▶ **Aim**: Select from the data all lines with the word "Floorplans".
::: Extracted data :::
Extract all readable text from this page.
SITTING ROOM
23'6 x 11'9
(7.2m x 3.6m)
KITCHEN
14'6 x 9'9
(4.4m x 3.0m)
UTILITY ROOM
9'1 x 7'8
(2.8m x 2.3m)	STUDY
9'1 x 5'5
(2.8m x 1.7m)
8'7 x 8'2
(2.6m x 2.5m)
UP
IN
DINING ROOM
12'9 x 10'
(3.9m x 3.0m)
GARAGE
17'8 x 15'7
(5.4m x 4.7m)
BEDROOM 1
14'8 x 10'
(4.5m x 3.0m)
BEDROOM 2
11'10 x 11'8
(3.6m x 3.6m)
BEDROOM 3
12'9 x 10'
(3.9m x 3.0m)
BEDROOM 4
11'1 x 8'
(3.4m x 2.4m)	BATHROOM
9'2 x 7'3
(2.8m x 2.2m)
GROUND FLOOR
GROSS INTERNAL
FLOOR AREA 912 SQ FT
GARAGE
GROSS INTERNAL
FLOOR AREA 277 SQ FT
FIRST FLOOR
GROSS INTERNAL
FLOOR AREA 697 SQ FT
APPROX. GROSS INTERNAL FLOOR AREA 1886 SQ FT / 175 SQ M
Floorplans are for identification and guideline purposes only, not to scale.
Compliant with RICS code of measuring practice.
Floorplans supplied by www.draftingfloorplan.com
:::
▶ **Correct result**:
Floorplans are for identification and guideline purposes only, not to scale.
Floorplans supplied by www.draftingfloorplan.com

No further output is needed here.